* [What to do]
Transcribe the records below in full; pictures stay out of the copy.

* [Data listing]
● ● ● ●

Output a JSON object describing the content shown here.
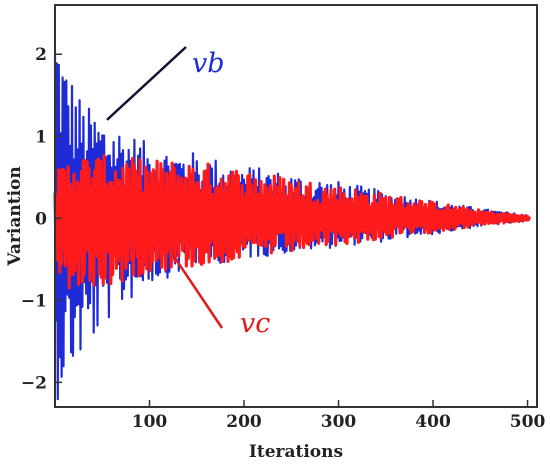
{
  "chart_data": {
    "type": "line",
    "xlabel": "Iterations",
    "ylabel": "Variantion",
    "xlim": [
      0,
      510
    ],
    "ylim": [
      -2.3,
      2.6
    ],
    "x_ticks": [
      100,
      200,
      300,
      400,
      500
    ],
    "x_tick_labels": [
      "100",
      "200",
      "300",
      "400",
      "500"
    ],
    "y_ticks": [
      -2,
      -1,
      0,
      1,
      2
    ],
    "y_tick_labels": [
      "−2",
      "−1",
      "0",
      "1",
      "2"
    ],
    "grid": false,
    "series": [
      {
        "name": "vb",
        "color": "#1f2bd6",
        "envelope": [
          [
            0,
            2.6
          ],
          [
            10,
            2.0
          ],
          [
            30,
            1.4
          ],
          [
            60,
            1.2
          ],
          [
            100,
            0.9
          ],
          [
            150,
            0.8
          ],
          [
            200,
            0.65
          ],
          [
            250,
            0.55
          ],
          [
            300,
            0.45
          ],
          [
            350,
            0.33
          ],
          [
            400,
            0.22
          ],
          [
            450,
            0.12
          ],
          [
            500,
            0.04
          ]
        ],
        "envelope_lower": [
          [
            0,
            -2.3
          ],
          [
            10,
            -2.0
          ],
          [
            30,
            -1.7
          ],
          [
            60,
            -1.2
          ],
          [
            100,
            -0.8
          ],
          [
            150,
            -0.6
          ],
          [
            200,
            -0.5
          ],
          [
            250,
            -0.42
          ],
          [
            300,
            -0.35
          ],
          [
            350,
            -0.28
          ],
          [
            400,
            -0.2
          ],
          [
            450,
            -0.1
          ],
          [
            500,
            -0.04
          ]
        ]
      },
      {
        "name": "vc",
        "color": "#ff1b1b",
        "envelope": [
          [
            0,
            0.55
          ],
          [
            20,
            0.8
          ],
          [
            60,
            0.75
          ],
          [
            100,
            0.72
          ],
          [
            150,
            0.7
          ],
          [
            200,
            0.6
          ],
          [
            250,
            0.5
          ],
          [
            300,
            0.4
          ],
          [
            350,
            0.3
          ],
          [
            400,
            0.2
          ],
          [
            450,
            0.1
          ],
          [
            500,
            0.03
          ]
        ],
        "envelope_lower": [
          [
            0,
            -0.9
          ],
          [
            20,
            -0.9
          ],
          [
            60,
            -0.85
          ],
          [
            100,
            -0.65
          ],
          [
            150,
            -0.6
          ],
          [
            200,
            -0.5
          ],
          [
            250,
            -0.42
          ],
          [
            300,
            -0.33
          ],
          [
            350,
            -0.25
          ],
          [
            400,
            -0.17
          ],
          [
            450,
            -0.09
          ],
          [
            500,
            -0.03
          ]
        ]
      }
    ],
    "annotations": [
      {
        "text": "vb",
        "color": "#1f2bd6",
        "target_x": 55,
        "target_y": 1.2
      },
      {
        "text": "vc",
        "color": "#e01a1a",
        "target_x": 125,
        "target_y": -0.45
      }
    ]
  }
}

● ● ● ●

* [Problem solution]
Output a JSON object describing the content shown here.
{
  "chart_data": {
    "type": "line",
    "xlabel": "Iterations",
    "ylabel": "Variantion",
    "xlim": [
      0,
      510
    ],
    "ylim": [
      -2.3,
      2.6
    ],
    "x_ticks": [
      100,
      200,
      300,
      400,
      500
    ],
    "x_tick_labels": [
      "100",
      "200",
      "300",
      "400",
      "500"
    ],
    "y_ticks": [
      -2,
      -1,
      0,
      1,
      2
    ],
    "y_tick_labels": [
      "−2",
      "−1",
      "0",
      "1",
      "2"
    ],
    "grid": false,
    "series": [
      {
        "name": "vb",
        "color": "#1f2bd6",
        "envelope": [
          [
            0,
            2.6
          ],
          [
            10,
            2.0
          ],
          [
            30,
            1.4
          ],
          [
            60,
            1.2
          ],
          [
            100,
            0.9
          ],
          [
            150,
            0.8
          ],
          [
            200,
            0.65
          ],
          [
            250,
            0.55
          ],
          [
            300,
            0.45
          ],
          [
            350,
            0.33
          ],
          [
            400,
            0.22
          ],
          [
            450,
            0.12
          ],
          [
            500,
            0.04
          ]
        ],
        "envelope_lower": [
          [
            0,
            -2.3
          ],
          [
            10,
            -2.0
          ],
          [
            30,
            -1.7
          ],
          [
            60,
            -1.2
          ],
          [
            100,
            -0.8
          ],
          [
            150,
            -0.6
          ],
          [
            200,
            -0.5
          ],
          [
            250,
            -0.42
          ],
          [
            300,
            -0.35
          ],
          [
            350,
            -0.28
          ],
          [
            400,
            -0.2
          ],
          [
            450,
            -0.1
          ],
          [
            500,
            -0.04
          ]
        ]
      },
      {
        "name": "vc",
        "color": "#ff1b1b",
        "envelope": [
          [
            0,
            0.55
          ],
          [
            20,
            0.8
          ],
          [
            60,
            0.75
          ],
          [
            100,
            0.72
          ],
          [
            150,
            0.7
          ],
          [
            200,
            0.6
          ],
          [
            250,
            0.5
          ],
          [
            300,
            0.4
          ],
          [
            350,
            0.3
          ],
          [
            400,
            0.2
          ],
          [
            450,
            0.1
          ],
          [
            500,
            0.03
          ]
        ],
        "envelope_lower": [
          [
            0,
            -0.9
          ],
          [
            20,
            -0.9
          ],
          [
            60,
            -0.85
          ],
          [
            100,
            -0.65
          ],
          [
            150,
            -0.6
          ],
          [
            200,
            -0.5
          ],
          [
            250,
            -0.42
          ],
          [
            300,
            -0.33
          ],
          [
            350,
            -0.25
          ],
          [
            400,
            -0.17
          ],
          [
            450,
            -0.09
          ],
          [
            500,
            -0.03
          ]
        ]
      }
    ],
    "annotations": [
      {
        "text": "vb",
        "color": "#1f2bd6",
        "target_x": 55,
        "target_y": 1.2
      },
      {
        "text": "vc",
        "color": "#e01a1a",
        "target_x": 125,
        "target_y": -0.45
      }
    ]
  }
}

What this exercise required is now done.